-- start --

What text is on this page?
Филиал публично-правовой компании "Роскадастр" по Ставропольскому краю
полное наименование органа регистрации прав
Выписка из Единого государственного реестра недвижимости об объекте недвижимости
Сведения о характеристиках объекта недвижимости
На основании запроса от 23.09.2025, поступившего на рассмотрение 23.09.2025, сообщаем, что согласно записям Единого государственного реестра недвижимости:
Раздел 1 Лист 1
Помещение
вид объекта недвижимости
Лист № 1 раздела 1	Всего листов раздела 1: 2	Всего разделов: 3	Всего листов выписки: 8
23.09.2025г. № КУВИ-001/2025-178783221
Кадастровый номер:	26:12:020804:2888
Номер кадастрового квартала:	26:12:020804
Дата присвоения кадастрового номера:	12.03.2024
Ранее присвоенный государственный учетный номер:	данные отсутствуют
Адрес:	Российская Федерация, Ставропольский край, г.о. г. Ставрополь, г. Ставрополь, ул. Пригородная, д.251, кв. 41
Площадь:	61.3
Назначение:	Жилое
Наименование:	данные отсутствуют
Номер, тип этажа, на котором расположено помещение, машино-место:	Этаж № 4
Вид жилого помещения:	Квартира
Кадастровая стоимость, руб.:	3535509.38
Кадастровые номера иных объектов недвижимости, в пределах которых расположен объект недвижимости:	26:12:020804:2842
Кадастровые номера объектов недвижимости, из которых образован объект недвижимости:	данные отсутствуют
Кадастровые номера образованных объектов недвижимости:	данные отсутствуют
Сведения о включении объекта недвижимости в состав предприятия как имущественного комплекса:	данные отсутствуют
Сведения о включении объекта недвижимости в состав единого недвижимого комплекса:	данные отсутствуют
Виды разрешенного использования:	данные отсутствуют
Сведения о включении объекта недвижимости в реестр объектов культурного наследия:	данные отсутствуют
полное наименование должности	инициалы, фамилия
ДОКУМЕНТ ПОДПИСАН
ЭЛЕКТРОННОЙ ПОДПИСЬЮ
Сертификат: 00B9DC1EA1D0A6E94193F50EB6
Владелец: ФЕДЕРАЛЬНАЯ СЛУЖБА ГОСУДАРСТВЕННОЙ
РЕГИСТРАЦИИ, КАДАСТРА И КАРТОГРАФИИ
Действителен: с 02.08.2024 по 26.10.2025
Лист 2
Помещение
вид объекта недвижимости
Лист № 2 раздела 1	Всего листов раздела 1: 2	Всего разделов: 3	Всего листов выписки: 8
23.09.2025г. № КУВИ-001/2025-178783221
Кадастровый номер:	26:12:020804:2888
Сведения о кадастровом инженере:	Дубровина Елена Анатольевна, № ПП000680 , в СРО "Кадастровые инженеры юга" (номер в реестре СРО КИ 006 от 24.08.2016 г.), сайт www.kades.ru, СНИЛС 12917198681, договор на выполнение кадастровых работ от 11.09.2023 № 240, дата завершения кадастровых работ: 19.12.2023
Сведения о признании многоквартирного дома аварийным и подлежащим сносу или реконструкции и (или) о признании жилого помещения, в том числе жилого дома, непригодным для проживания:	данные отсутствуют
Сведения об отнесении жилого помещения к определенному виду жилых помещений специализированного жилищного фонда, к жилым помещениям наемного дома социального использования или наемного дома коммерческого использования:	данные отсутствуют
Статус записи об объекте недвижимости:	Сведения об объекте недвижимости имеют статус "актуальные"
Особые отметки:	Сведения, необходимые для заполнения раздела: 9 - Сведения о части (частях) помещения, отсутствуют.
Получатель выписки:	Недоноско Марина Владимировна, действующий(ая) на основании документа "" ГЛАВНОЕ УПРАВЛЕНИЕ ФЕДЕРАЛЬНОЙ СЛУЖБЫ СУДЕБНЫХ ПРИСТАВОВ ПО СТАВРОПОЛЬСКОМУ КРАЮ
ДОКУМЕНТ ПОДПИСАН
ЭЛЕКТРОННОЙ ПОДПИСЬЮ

-- end --
-- start --

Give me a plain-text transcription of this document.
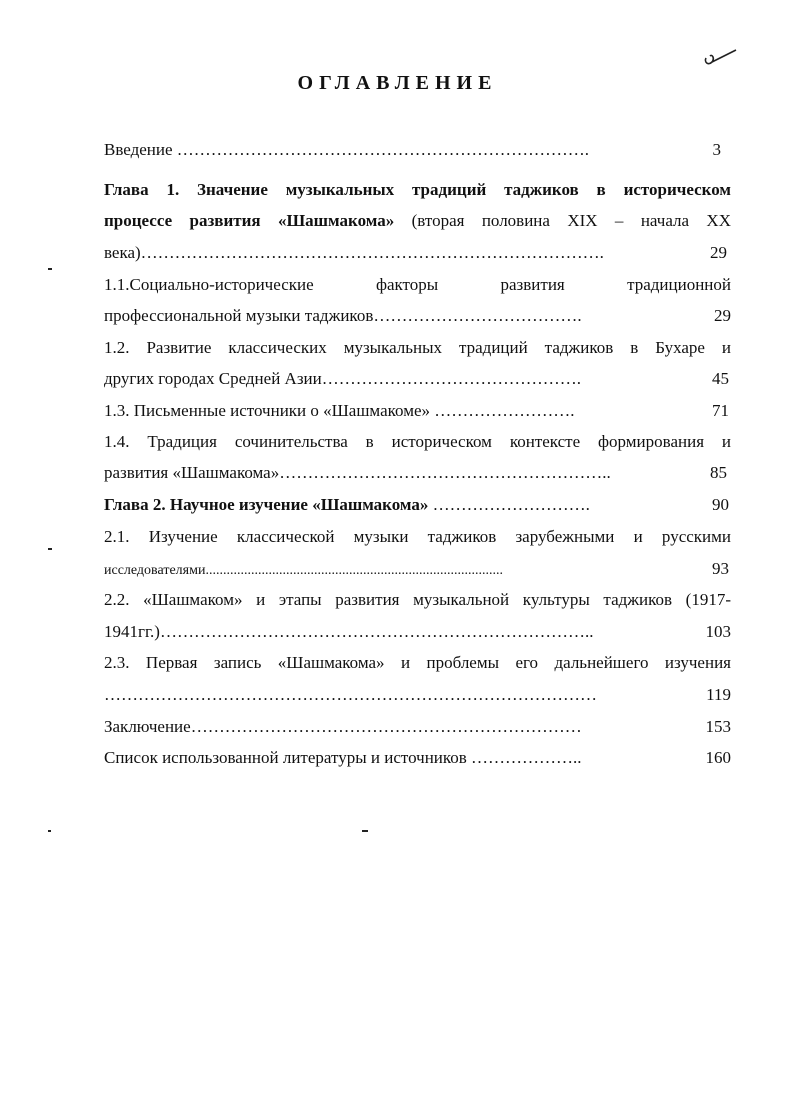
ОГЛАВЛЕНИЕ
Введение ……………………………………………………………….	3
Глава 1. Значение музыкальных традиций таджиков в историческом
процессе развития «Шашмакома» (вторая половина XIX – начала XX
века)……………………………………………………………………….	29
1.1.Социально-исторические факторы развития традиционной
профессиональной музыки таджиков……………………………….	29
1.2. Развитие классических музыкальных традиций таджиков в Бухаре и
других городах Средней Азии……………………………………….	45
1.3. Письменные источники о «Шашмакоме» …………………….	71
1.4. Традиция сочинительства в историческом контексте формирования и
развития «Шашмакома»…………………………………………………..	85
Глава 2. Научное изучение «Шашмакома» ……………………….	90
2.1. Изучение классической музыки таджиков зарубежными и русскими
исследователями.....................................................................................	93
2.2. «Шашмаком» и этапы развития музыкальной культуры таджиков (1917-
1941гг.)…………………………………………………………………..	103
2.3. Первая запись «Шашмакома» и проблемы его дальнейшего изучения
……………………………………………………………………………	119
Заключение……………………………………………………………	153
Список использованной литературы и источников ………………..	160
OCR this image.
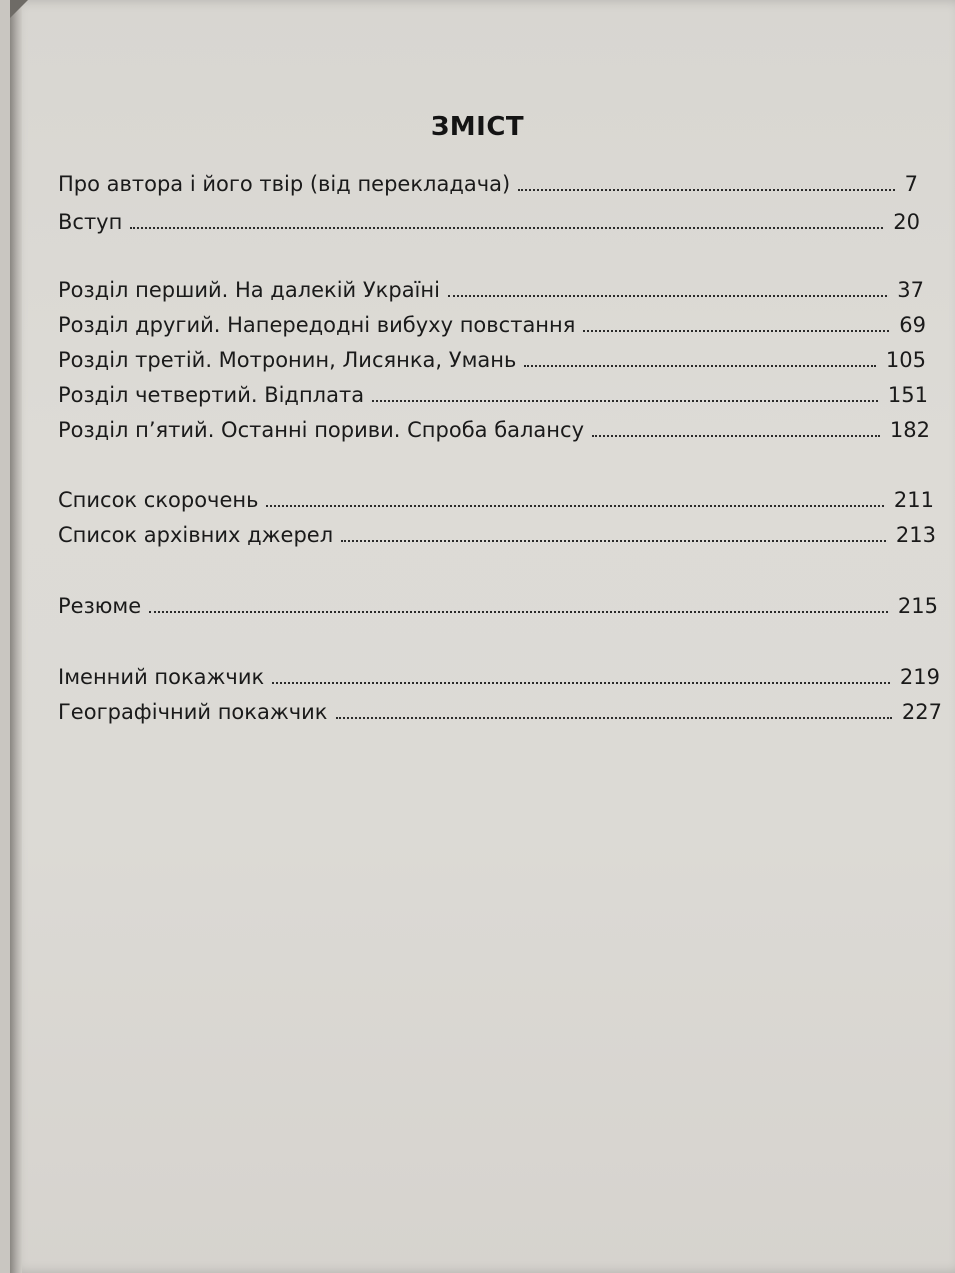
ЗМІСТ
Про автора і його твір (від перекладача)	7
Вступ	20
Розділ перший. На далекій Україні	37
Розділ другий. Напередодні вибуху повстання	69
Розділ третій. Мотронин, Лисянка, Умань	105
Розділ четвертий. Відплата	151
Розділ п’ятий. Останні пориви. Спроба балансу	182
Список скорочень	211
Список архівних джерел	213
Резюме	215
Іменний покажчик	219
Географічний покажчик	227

-- end --

Using the listing above, show every line that includes the string "объекта".

Сведения о характеристиках объекта недвижимости
вид объекта недвижимости
Сведения о включении объекта недвижимости в состав предприятия как имущественного комплекса:	данные отсутствуют
Сведения о включении объекта недвижимости в состав единого недвижимого комплекса:	данные отсутствуют
Сведения о включении объекта недвижимости в реестр объектов культурного наследия:	данные отсутствуют
вид объекта недвижимости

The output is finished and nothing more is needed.